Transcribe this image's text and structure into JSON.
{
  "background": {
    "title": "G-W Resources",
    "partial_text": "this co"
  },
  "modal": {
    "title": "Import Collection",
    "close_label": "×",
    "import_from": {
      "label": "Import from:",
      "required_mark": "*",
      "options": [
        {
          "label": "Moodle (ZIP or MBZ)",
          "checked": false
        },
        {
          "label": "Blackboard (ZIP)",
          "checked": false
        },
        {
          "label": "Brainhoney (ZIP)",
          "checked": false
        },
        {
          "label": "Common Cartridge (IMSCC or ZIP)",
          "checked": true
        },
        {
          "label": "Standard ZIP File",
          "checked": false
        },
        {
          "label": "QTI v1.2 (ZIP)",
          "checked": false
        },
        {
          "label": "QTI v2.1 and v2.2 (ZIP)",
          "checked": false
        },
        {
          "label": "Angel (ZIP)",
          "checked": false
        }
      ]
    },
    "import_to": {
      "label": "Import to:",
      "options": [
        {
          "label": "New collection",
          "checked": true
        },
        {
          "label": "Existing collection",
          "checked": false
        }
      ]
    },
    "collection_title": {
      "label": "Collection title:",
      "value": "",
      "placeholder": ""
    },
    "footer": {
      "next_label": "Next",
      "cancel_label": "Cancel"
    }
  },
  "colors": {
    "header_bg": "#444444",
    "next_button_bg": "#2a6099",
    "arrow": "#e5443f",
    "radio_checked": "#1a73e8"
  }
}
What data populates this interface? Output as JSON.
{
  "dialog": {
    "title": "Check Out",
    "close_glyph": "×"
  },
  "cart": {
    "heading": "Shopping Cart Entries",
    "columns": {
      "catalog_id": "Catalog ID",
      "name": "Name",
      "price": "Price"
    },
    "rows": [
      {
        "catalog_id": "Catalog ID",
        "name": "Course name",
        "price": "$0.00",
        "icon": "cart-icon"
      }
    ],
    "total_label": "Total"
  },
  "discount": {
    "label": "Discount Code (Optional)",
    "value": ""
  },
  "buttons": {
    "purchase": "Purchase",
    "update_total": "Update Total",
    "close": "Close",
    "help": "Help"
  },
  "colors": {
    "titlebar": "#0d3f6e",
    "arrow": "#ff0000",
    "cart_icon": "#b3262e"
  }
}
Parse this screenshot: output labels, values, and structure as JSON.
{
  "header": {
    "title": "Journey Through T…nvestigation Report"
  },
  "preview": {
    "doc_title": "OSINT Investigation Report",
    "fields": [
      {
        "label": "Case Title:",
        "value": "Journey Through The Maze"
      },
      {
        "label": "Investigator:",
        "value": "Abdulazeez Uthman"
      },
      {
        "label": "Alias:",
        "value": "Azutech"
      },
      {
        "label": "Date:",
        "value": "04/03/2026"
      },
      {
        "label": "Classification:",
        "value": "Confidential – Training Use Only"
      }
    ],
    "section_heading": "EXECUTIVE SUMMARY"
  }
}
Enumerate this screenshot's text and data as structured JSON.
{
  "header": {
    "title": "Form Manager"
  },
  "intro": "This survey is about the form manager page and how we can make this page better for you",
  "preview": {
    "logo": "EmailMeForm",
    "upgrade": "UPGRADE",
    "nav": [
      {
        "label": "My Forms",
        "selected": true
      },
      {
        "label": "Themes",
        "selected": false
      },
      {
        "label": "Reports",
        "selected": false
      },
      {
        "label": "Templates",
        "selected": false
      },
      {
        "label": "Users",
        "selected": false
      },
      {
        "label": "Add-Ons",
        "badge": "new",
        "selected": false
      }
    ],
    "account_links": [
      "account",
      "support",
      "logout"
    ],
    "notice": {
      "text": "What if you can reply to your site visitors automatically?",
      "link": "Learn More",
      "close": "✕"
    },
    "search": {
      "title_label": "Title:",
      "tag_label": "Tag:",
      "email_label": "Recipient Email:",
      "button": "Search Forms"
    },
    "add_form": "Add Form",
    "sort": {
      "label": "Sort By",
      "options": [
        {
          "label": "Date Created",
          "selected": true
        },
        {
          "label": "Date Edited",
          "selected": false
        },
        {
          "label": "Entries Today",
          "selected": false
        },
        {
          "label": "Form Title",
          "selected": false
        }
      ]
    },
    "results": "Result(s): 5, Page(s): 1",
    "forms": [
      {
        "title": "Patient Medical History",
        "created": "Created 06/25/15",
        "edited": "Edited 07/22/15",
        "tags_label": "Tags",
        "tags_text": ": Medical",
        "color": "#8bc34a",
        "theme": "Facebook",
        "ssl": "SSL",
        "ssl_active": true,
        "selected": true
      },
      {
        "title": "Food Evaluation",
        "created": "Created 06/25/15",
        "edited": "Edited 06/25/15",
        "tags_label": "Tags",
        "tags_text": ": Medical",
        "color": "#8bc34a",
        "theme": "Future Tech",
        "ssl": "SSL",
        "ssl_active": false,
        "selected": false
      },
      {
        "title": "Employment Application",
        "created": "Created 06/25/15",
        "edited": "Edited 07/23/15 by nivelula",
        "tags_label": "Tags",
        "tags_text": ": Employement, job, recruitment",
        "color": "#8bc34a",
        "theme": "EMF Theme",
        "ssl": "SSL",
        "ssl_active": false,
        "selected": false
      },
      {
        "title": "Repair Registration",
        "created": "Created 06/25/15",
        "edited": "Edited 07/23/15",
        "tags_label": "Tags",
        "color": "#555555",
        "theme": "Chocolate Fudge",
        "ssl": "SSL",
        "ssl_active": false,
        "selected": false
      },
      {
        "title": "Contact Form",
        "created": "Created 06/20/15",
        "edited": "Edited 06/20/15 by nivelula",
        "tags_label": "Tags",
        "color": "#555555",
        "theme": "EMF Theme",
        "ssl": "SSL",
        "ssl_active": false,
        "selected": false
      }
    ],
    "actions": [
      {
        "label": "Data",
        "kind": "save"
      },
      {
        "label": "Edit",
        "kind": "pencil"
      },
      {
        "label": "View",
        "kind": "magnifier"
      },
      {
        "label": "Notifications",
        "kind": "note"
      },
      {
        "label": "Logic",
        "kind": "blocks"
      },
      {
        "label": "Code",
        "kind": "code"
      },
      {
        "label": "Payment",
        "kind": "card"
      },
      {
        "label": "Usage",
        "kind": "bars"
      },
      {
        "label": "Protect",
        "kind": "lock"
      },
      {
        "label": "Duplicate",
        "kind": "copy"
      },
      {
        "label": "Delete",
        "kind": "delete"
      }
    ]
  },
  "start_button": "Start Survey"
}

(DIRECTIVE) Print all of the entries again, exactly as written.

(RESPONSE TO THIS TASK)
Transcribe this image's text and structure into JSON.
{
  "background": {
    "title": "G-W Resources",
    "partial_text": "this co"
  },
  "modal": {
    "title": "Import Collection",
    "close_label": "×",
    "import_from": {
      "label": "Import from:",
      "required_mark": "*",
      "options": [
        {
          "label": "Moodle (ZIP or MBZ)",
          "checked": false
        },
        {
          "label": "Blackboard (ZIP)",
          "checked": false
        },
        {
          "label": "Brainhoney (ZIP)",
          "checked": false
        },
        {
          "label": "Common Cartridge (IMSCC or ZIP)",
          "checked": true
        },
        {
          "label": "Standard ZIP File",
          "checked": false
        },
        {
          "label": "QTI v1.2 (ZIP)",
          "checked": false
        },
        {
          "label": "QTI v2.1 and v2.2 (ZIP)",
          "checked": false
        },
        {
          "label": "Angel (ZIP)",
          "checked": false
        }
      ]
    },
    "import_to": {
      "label": "Import to:",
      "options": [
        {
          "label": "New collection",
          "checked": true
        },
        {
          "label": "Existing collection",
          "checked": false
        }
      ]
    },
    "collection_title": {
      "label": "Collection title:",
      "value": "",
      "placeholder": ""
    },
    "footer": {
      "next_label": "Next",
      "cancel_label": "Cancel"
    }
  },
  "colors": {
    "header_bg": "#444444",
    "next_button_bg": "#2a6099",
    "arrow": "#e5443f",
    "radio_checked": "#1a73e8"
  }
}
What data populates this interface? Output as JSON.
{
  "dialog": {
    "title": "Check Out",
    "close_glyph": "×"
  },
  "cart": {
    "heading": "Shopping Cart Entries",
    "columns": {
      "catalog_id": "Catalog ID",
      "name": "Name",
      "price": "Price"
    },
    "rows": [
      {
        "catalog_id": "Catalog ID",
        "name": "Course name",
        "price": "$0.00",
        "icon": "cart-icon"
      }
    ],
    "total_label": "Total"
  },
  "discount": {
    "label": "Discount Code (Optional)",
    "value": ""
  },
  "buttons": {
    "purchase": "Purchase",
    "update_total": "Update Total",
    "close": "Close",
    "help": "Help"
  },
  "colors": {
    "titlebar": "#0d3f6e",
    "arrow": "#ff0000",
    "cart_icon": "#b3262e"
  }
}
Parse this screenshot: output labels, values, and structure as JSON.
{
  "header": {
    "title": "Journey Through T…nvestigation Report"
  },
  "preview": {
    "doc_title": "OSINT Investigation Report",
    "fields": [
      {
        "label": "Case Title:",
        "value": "Journey Through The Maze"
      },
      {
        "label": "Investigator:",
        "value": "Abdulazeez Uthman"
      },
      {
        "label": "Alias:",
        "value": "Azutech"
      },
      {
        "label": "Date:",
        "value": "04/03/2026"
      },
      {
        "label": "Classification:",
        "value": "Confidential – Training Use Only"
      }
    ],
    "section_heading": "EXECUTIVE SUMMARY"
  }
}
Enumerate this screenshot's text and data as structured JSON.
{
  "header": {
    "title": "Form Manager"
  },
  "intro": "This survey is about the form manager page and how we can make this page better for you",
  "preview": {
    "logo": "EmailMeForm",
    "upgrade": "UPGRADE",
    "nav": [
      {
        "label": "My Forms",
        "selected": true
      },
      {
        "label": "Themes",
        "selected": false
      },
      {
        "label": "Reports",
        "selected": false
      },
      {
        "label": "Templates",
        "selected": false
      },
      {
        "label": "Users",
        "selected": false
      },
      {
        "label": "Add-Ons",
        "badge": "new",
        "selected": false
      }
    ],
    "account_links": [
      "account",
      "support",
      "logout"
    ],
    "notice": {
      "text": "What if you can reply to your site visitors automatically?",
      "link": "Learn More",
      "close": "✕"
    },
    "search": {
      "title_label": "Title:",
      "tag_label": "Tag:",
      "email_label": "Recipient Email:",
      "button": "Search Forms"
    },
    "add_form": "Add Form",
    "sort": {
      "label": "Sort By",
      "options": [
        {
          "label": "Date Created",
          "selected": true
        },
        {
          "label": "Date Edited",
          "selected": false
        },
        {
          "label": "Entries Today",
          "selected": false
        },
        {
          "label": "Form Title",
          "selected": false
        }
      ]
    },
    "results": "Result(s): 5, Page(s): 1",
    "forms": [
      {
        "title": "Patient Medical History",
        "created": "Created 06/25/15",
        "edited": "Edited 07/22/15",
        "tags_label": "Tags",
        "tags_text": ": Medical",
        "color": "#8bc34a",
        "theme": "Facebook",
        "ssl": "SSL",
        "ssl_active": true,
        "selected": true
      },
      {
        "title": "Food Evaluation",
        "created": "Created 06/25/15",
        "edited": "Edited 06/25/15",
        "tags_label": "Tags",
        "tags_text": ": Medical",
        "color": "#8bc34a",
        "theme": "Future Tech",
        "ssl": "SSL",
        "ssl_active": false,
        "selected": false
      },
      {
        "title": "Employment Application",
        "created": "Created 06/25/15",
        "edited": "Edited 07/23/15 by nivelula",
        "tags_label": "Tags",
        "tags_text": ": Employement, job, recruitment",
        "color": "#8bc34a",
        "theme": "EMF Theme",
        "ssl": "SSL",
        "ssl_active": false,
        "selected": false
      },
      {
        "title": "Repair Registration",
        "created": "Created 06/25/15",
        "edited": "Edited 07/23/15",
        "tags_label": "Tags",
        "color": "#555555",
        "theme": "Chocolate Fudge",
        "ssl": "SSL",
        "ssl_active": false,
        "selected": false
      },
      {
        "title": "Contact Form",
        "created": "Created 06/20/15",
        "edited": "Edited 06/20/15 by nivelula",
        "tags_label": "Tags",
        "color": "#555555",
        "theme": "EMF Theme",
        "ssl": "SSL",
        "ssl_active": false,
        "selected": false
      }
    ],
    "actions": [
      {
        "label": "Data",
        "kind": "save"
      },
      {
        "label": "Edit",
        "kind": "pencil"
      },
      {
        "label": "View",
        "kind": "magnifier"
      },
      {
        "label": "Notifications",
        "kind": "note"
      },
      {
        "label": "Logic",
        "kind": "blocks"
      },
      {
        "label": "Code",
        "kind": "code"
      },
      {
        "label": "Payment",
        "kind": "card"
      },
      {
        "label": "Usage",
        "kind": "bars"
      },
      {
        "label": "Protect",
        "kind": "lock"
      },
      {
        "label": "Duplicate",
        "kind": "copy"
      },
      {
        "label": "Delete",
        "kind": "delete"
      }
    ]
  },
  "start_button": "Start Survey"
}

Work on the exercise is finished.